◆ **Description of the task**: Return the entries below in their exact form, leaving the pictures out.

◆ **Exercise data**:
>> Start

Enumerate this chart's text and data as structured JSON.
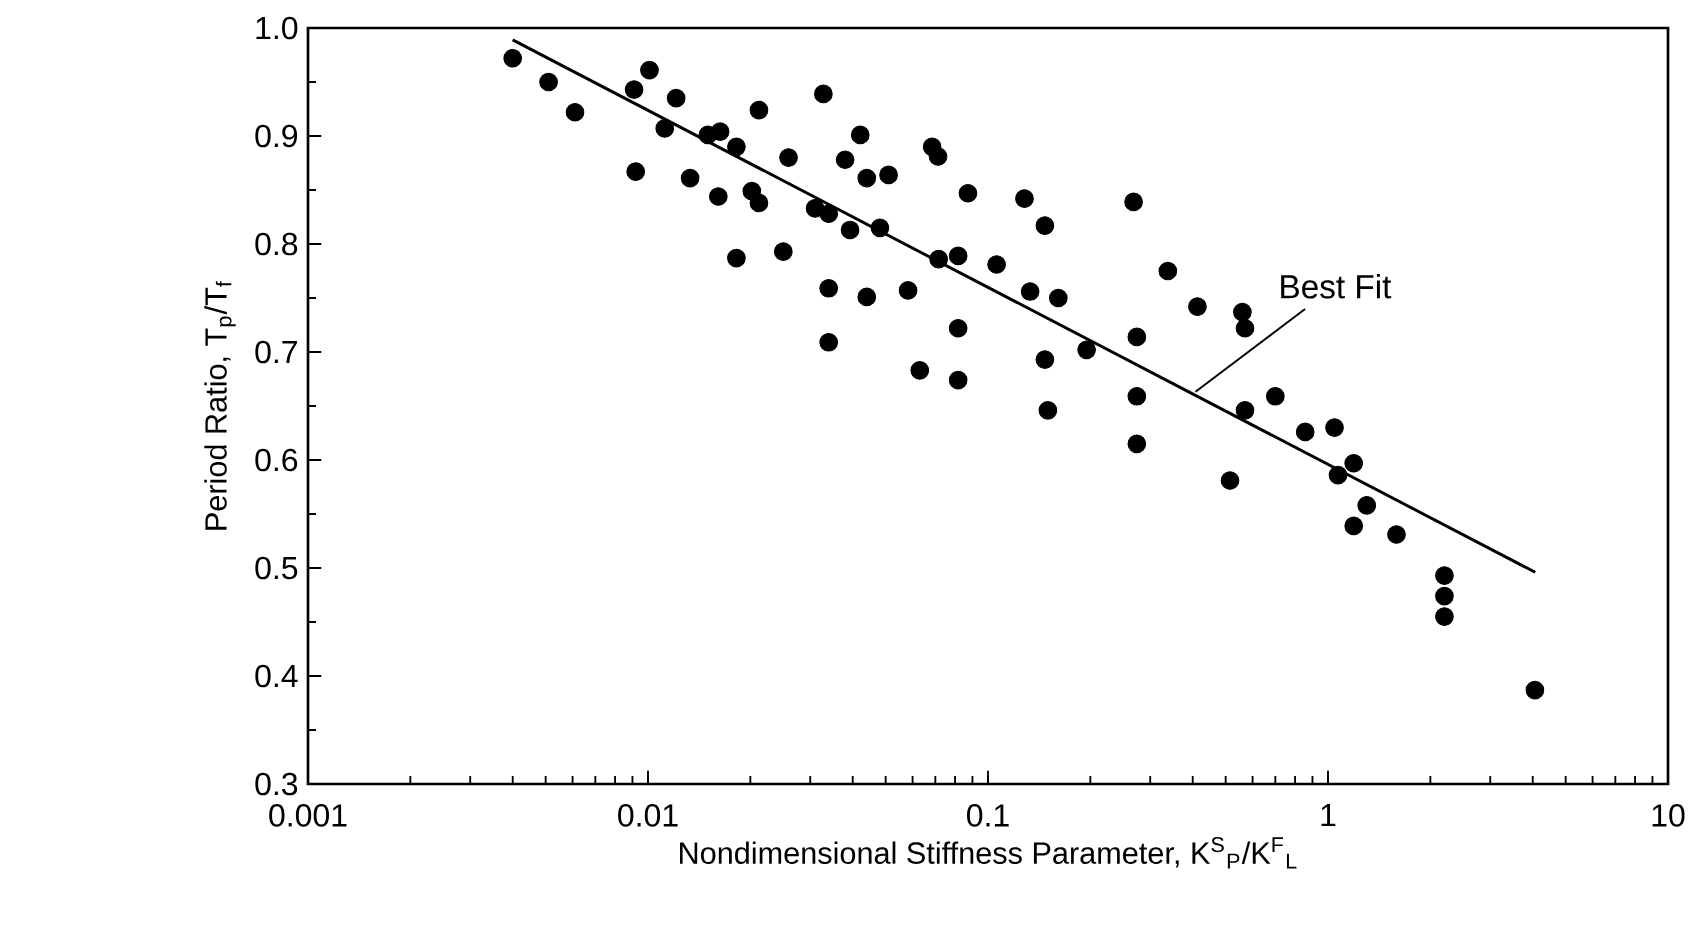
{
  "chart_data": {
    "type": "scatter",
    "xlabel": "Nondimensional Stiffness Parameter, K$^{S}$$_{P}$/K$^{F}$$_{L}$",
    "ylabel": "Period Ratio, T$_{p}$/T$_{f}$",
    "log": "x",
    "xlim": [
      0.001,
      10
    ],
    "xticks": [
      0.001,
      0.01,
      0.1,
      1,
      10
    ],
    "ylim": [
      0.3,
      1.0
    ],
    "yticks": [
      0.3,
      0.4,
      0.5,
      0.6,
      0.7,
      0.8,
      0.9,
      {
        "value": 1.0,
        "label": "1.0"
      }
    ],
    "grid": false,
    "legend": false,
    "series": [
      {
        "color": "#000000",
        "marker": "circle",
        "x": [
          0.004,
          0.0051,
          0.0061,
          0.0091,
          0.0101,
          0.0121,
          0.0112,
          0.015,
          0.0163,
          0.0182,
          0.0212,
          0.0259,
          0.0092,
          0.0133,
          0.0161,
          0.0202,
          0.0212,
          0.0182,
          0.025,
          0.0328,
          0.0421,
          0.038,
          0.044,
          0.051,
          0.0685,
          0.0713,
          0.031,
          0.034,
          0.0393,
          0.0481,
          0.0873,
          0.128,
          0.147,
          0.268,
          0.0716,
          0.0817,
          0.106,
          0.133,
          0.161,
          0.338,
          0.413,
          0.56,
          0.57,
          0.034,
          0.044,
          0.0582,
          0.034,
          0.0817,
          0.063,
          0.0817,
          0.195,
          0.274,
          0.147,
          0.15,
          0.274,
          0.57,
          0.274,
          0.515,
          0.7,
          0.857,
          1.045,
          1.19,
          1.07,
          1.3,
          1.19,
          1.59,
          2.2,
          2.2,
          2.2,
          4.06
        ],
        "values": [
          0.972,
          0.95,
          0.922,
          0.943,
          0.961,
          0.935,
          0.907,
          0.901,
          0.904,
          0.89,
          0.924,
          0.88,
          0.867,
          0.861,
          0.844,
          0.849,
          0.838,
          0.787,
          0.793,
          0.939,
          0.901,
          0.878,
          0.861,
          0.864,
          0.89,
          0.881,
          0.833,
          0.828,
          0.813,
          0.815,
          0.847,
          0.842,
          0.817,
          0.839,
          0.786,
          0.789,
          0.781,
          0.756,
          0.75,
          0.775,
          0.742,
          0.737,
          0.722,
          0.759,
          0.751,
          0.757,
          0.709,
          0.722,
          0.683,
          0.674,
          0.702,
          0.714,
          0.693,
          0.646,
          0.659,
          0.646,
          0.615,
          0.581,
          0.659,
          0.626,
          0.63,
          0.597,
          0.586,
          0.558,
          0.539,
          0.531,
          0.493,
          0.474,
          0.455,
          0.387
        ]
      },
      {
        "type": "line",
        "name": "Best Fit",
        "color": "#000000",
        "marker": "none",
        "line_style": "solid",
        "x": [
          0.004,
          4.07
        ],
        "values": [
          0.989,
          0.496
        ]
      }
    ]
  }
}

>> End

◆ **Result of this task**:
Enumerate this chart's text and data as structured JSON.
{
  "chart_data": {
    "type": "scatter",
    "xlabel": "Nondimensional Stiffness Parameter, K$^{S}$$_{P}$/K$^{F}$$_{L}$",
    "ylabel": "Period Ratio, T$_{p}$/T$_{f}$",
    "log": "x",
    "xlim": [
      0.001,
      10
    ],
    "xticks": [
      0.001,
      0.01,
      0.1,
      1,
      10
    ],
    "ylim": [
      0.3,
      1.0
    ],
    "yticks": [
      0.3,
      0.4,
      0.5,
      0.6,
      0.7,
      0.8,
      0.9,
      {
        "value": 1.0,
        "label": "1.0"
      }
    ],
    "grid": false,
    "legend": false,
    "series": [
      {
        "color": "#000000",
        "marker": "circle",
        "x": [
          0.004,
          0.0051,
          0.0061,
          0.0091,
          0.0101,
          0.0121,
          0.0112,
          0.015,
          0.0163,
          0.0182,
          0.0212,
          0.0259,
          0.0092,
          0.0133,
          0.0161,
          0.0202,
          0.0212,
          0.0182,
          0.025,
          0.0328,
          0.0421,
          0.038,
          0.044,
          0.051,
          0.0685,
          0.0713,
          0.031,
          0.034,
          0.0393,
          0.0481,
          0.0873,
          0.128,
          0.147,
          0.268,
          0.0716,
          0.0817,
          0.106,
          0.133,
          0.161,
          0.338,
          0.413,
          0.56,
          0.57,
          0.034,
          0.044,
          0.0582,
          0.034,
          0.0817,
          0.063,
          0.0817,
          0.195,
          0.274,
          0.147,
          0.15,
          0.274,
          0.57,
          0.274,
          0.515,
          0.7,
          0.857,
          1.045,
          1.19,
          1.07,
          1.3,
          1.19,
          1.59,
          2.2,
          2.2,
          2.2,
          4.06
        ],
        "values": [
          0.972,
          0.95,
          0.922,
          0.943,
          0.961,
          0.935,
          0.907,
          0.901,
          0.904,
          0.89,
          0.924,
          0.88,
          0.867,
          0.861,
          0.844,
          0.849,
          0.838,
          0.787,
          0.793,
          0.939,
          0.901,
          0.878,
          0.861,
          0.864,
          0.89,
          0.881,
          0.833,
          0.828,
          0.813,
          0.815,
          0.847,
          0.842,
          0.817,
          0.839,
          0.786,
          0.789,
          0.781,
          0.756,
          0.75,
          0.775,
          0.742,
          0.737,
          0.722,
          0.759,
          0.751,
          0.757,
          0.709,
          0.722,
          0.683,
          0.674,
          0.702,
          0.714,
          0.693,
          0.646,
          0.659,
          0.646,
          0.615,
          0.581,
          0.659,
          0.626,
          0.63,
          0.597,
          0.586,
          0.558,
          0.539,
          0.531,
          0.493,
          0.474,
          0.455,
          0.387
        ]
      },
      {
        "type": "line",
        "name": "Best Fit",
        "color": "#000000",
        "marker": "none",
        "line_style": "solid",
        "x": [
          0.004,
          4.07
        ],
        "values": [
          0.989,
          0.496
        ]
      }
    ]
  }
}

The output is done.